Stored records
-------

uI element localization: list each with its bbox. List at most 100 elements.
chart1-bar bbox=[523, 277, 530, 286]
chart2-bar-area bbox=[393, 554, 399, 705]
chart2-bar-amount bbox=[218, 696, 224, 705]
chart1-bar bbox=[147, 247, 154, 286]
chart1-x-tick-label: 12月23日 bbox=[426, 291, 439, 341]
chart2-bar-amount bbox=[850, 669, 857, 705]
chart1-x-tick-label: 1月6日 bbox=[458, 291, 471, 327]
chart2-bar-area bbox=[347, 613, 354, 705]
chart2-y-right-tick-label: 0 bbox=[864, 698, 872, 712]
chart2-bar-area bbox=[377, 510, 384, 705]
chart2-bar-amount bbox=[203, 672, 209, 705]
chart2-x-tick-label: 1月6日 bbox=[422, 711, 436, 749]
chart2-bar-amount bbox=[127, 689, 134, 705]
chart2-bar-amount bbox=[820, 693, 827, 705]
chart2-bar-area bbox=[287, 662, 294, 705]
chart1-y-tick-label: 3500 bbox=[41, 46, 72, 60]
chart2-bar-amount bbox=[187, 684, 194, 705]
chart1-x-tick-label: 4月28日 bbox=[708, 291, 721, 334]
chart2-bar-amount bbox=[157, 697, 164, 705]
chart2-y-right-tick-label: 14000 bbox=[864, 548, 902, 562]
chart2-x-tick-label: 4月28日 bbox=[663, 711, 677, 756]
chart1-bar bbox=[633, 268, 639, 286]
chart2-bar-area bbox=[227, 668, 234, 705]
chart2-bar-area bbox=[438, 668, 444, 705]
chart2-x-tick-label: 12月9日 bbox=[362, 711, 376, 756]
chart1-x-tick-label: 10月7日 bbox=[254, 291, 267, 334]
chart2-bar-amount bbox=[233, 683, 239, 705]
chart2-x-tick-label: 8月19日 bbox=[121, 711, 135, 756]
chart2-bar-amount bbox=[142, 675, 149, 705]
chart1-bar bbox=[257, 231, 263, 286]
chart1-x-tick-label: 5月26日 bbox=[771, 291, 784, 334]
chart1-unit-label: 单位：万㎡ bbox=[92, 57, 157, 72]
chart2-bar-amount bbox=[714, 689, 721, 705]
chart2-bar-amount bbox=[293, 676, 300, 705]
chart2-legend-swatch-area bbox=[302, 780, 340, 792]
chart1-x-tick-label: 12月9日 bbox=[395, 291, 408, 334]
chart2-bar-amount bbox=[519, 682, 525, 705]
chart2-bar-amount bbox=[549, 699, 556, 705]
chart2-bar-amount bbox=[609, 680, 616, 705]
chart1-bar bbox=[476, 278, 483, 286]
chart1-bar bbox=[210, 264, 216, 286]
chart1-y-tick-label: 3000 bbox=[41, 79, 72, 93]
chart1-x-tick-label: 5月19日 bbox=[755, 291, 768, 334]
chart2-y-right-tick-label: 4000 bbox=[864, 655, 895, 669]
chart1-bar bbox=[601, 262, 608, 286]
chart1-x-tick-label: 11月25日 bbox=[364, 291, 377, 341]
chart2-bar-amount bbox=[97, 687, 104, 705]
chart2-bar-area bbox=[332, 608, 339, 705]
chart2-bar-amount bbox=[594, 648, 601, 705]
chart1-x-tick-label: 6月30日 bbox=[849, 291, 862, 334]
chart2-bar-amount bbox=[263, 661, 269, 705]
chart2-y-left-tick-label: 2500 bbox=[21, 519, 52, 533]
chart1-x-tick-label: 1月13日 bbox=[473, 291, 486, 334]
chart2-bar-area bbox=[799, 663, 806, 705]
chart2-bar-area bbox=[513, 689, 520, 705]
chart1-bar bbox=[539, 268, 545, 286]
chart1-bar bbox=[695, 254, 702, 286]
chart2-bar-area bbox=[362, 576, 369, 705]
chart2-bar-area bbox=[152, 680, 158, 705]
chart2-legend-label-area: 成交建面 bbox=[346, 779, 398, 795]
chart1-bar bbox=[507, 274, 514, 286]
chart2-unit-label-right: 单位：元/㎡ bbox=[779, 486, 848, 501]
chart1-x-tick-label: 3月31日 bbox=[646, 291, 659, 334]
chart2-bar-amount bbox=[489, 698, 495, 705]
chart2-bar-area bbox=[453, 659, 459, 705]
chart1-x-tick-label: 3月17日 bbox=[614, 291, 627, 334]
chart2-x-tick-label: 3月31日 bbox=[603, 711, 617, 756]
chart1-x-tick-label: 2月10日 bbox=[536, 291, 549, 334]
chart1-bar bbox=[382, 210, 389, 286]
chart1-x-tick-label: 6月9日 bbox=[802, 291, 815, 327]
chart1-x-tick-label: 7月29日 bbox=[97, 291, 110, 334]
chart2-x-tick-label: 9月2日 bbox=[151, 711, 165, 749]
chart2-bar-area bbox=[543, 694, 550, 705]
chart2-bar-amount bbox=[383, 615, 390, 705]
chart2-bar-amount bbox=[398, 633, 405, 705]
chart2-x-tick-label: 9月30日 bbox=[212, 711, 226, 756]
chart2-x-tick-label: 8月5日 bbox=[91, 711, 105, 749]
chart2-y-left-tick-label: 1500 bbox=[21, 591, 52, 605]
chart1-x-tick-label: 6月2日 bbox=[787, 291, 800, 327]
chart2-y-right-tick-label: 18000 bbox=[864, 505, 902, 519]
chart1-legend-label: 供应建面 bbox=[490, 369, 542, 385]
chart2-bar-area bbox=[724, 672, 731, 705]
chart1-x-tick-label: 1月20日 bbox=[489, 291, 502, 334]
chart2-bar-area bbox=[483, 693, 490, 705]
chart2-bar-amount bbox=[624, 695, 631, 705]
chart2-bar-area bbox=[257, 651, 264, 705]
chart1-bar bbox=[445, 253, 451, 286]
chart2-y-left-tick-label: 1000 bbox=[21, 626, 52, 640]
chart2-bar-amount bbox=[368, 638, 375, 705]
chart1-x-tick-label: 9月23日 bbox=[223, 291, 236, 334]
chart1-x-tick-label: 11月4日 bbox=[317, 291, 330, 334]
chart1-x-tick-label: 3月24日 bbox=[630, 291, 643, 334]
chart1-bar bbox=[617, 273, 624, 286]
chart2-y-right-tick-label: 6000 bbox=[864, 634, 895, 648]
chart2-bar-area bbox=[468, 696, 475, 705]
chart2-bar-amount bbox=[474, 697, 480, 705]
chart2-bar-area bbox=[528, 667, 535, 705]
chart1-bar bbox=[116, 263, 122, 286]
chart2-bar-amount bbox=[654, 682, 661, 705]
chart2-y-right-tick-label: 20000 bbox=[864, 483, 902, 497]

-------

Task requirements
Gather every line above that contains the string "unit". Case counts.

Task answer
chart1-unit-label: 单位：万㎡ bbox=[92, 57, 157, 72]
chart2-unit-label-right: 单位：元/㎡ bbox=[779, 486, 848, 501]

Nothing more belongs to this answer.